▶ [Exercise brief]
Output all of the data below exactly as given.

** Begin **

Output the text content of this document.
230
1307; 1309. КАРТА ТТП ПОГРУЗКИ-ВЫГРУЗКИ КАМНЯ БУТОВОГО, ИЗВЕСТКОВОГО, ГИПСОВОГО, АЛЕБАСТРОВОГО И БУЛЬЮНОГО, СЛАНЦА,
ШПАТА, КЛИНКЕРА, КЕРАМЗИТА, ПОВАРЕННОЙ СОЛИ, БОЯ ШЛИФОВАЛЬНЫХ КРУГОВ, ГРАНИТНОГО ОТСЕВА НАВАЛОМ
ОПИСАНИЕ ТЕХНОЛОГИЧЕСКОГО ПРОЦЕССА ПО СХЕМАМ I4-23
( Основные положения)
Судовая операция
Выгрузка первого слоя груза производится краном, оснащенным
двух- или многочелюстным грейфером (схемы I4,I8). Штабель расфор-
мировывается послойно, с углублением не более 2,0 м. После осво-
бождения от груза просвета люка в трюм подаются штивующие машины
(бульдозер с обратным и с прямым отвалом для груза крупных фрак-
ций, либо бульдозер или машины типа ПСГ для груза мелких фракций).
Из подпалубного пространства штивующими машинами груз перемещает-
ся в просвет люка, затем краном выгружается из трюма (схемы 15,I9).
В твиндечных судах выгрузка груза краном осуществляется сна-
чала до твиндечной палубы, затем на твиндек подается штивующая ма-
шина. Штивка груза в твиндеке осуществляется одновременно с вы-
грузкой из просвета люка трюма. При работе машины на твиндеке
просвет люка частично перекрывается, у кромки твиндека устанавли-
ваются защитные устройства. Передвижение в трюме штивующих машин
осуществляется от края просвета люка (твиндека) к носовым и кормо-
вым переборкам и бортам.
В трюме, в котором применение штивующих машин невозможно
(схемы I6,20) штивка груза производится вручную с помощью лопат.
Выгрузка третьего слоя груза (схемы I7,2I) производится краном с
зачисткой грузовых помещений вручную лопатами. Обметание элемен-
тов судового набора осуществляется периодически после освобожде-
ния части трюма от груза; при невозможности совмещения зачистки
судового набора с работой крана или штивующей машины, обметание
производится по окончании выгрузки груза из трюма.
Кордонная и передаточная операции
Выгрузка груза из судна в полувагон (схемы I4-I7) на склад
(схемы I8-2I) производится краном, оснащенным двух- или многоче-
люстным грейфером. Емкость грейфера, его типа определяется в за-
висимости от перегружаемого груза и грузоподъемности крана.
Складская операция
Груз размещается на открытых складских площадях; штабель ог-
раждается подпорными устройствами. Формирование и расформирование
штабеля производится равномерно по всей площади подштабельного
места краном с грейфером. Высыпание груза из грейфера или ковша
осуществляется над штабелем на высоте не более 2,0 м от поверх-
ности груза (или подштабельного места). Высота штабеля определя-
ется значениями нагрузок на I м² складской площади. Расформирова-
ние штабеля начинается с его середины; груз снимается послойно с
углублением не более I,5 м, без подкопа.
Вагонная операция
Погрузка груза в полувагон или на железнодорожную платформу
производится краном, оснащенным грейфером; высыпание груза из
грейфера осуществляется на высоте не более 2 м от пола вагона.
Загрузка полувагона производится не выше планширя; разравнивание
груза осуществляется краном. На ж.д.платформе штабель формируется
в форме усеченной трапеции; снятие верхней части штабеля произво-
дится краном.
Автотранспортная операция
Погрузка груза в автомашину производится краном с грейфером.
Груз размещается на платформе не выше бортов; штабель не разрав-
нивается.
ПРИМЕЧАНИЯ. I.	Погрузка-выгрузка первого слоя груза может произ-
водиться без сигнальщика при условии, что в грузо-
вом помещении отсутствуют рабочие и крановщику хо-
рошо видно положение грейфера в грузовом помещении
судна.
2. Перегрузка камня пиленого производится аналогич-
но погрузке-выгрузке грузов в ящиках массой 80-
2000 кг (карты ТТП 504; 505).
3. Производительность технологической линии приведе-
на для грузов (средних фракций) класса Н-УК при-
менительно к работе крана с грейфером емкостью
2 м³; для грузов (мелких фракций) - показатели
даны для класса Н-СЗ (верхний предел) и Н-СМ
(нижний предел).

** End **

▶ [Exercise result]
Output the text content of this document.
230
1307; 1309. КАРТА ТТП ПОГРУЗКИ-ВЫГРУЗКИ КАМНЯ БУТОВОГО, ИЗВЕСТКОВОГО, ГИПСОВОГО, АЛЕБАСТРОВОГО И БУЛЬЮНОГО, СЛАНЦА,
ШПАТА, КЛИНКЕРА, КЕРАМЗИТА, ПОВАРЕННОЙ СОЛИ, БОЯ ШЛИФОВАЛЬНЫХ КРУГОВ, ГРАНИТНОГО ОТСЕВА НАВАЛОМ
ОПИСАНИЕ ТЕХНОЛОГИЧЕСКОГО ПРОЦЕССА ПО СХЕМАМ I4-23
( Основные положения)
Судовая операция
Выгрузка первого слоя груза производится краном, оснащенным
двух- или многочелюстным грейфером (схемы I4,I8). Штабель расфор-
мировывается послойно, с углублением не более 2,0 м. После осво-
бождения от груза просвета люка в трюм подаются штивующие машины
(бульдозер с обратным и с прямым отвалом для груза крупных фрак-
ций, либо бульдозер или машины типа ПСГ для груза мелких фракций).
Из подпалубного пространства штивующими машинами груз перемещает-
ся в просвет люка, затем краном выгружается из трюма (схемы 15,I9).
В твиндечных судах выгрузка груза краном осуществляется сна-
чала до твиндечной палубы, затем на твиндек подается штивующая ма-
шина. Штивка груза в твиндеке осуществляется одновременно с вы-
грузкой из просвета люка трюма. При работе машины на твиндеке
просвет люка частично перекрывается, у кромки твиндека устанавли-
ваются защитные устройства. Передвижение в трюме штивующих машин
осуществляется от края просвета люка (твиндека) к носовым и кормо-
вым переборкам и бортам.
В трюме, в котором применение штивующих машин невозможно
(схемы I6,20) штивка груза производится вручную с помощью лопат.
Выгрузка третьего слоя груза (схемы I7,2I) производится краном с
зачисткой грузовых помещений вручную лопатами. Обметание элемен-
тов судового набора осуществляется периодически после освобожде-
ния части трюма от груза; при невозможности совмещения зачистки
судового набора с работой крана или штивующей машины, обметание
производится по окончании выгрузки груза из трюма.
Кордонная и передаточная операции
Выгрузка груза из судна в полувагон (схемы I4-I7) на склад
(схемы I8-2I) производится краном, оснащенным двух- или многоче-
люстным грейфером. Емкость грейфера, его типа определяется в за-
висимости от перегружаемого груза и грузоподъемности крана.
Складская операция
Груз размещается на открытых складских площадях; штабель ог-
раждается подпорными устройствами. Формирование и расформирование
штабеля производится равномерно по всей площади подштабельного
места краном с грейфером. Высыпание груза из грейфера или ковша
осуществляется над штабелем на высоте не более 2,0 м от поверх-
ности груза (или подштабельного места). Высота штабеля определя-
ется значениями нагрузок на I м² складской площади. Расформирова-
ние штабеля начинается с его середины; груз снимается послойно с
углублением не более I,5 м, без подкопа.
Вагонная операция
Погрузка груза в полувагон или на железнодорожную платформу
производится краном, оснащенным грейфером; высыпание груза из
грейфера осуществляется на высоте не более 2 м от пола вагона.
Загрузка полувагона производится не выше планширя; разравнивание
груза осуществляется краном. На ж.д.платформе штабель формируется
в форме усеченной трапеции; снятие верхней части штабеля произво-
дится краном.
Автотранспортная операция
Погрузка груза в автомашину производится краном с грейфером.
Груз размещается на платформе не выше бортов; штабель не разрав-
нивается.
ПРИМЕЧАНИЯ. I.	Погрузка-выгрузка первого слоя груза может произ-
водиться без сигнальщика при условии, что в грузо-
вом помещении отсутствуют рабочие и крановщику хо-
рошо видно положение грейфера в грузовом помещении
судна.
2. Перегрузка камня пиленого производится аналогич-
но погрузке-выгрузке грузов в ящиках массой 80-
2000 кг (карты ТТП 504; 505).
3. Производительность технологической линии приведе-
на для грузов (средних фракций) класса Н-УК при-
менительно к работе крана с грейфером емкостью
2 м³; для грузов (мелких фракций) - показатели
даны для класса Н-СЗ (верхний предел) и Н-СМ
(нижний предел).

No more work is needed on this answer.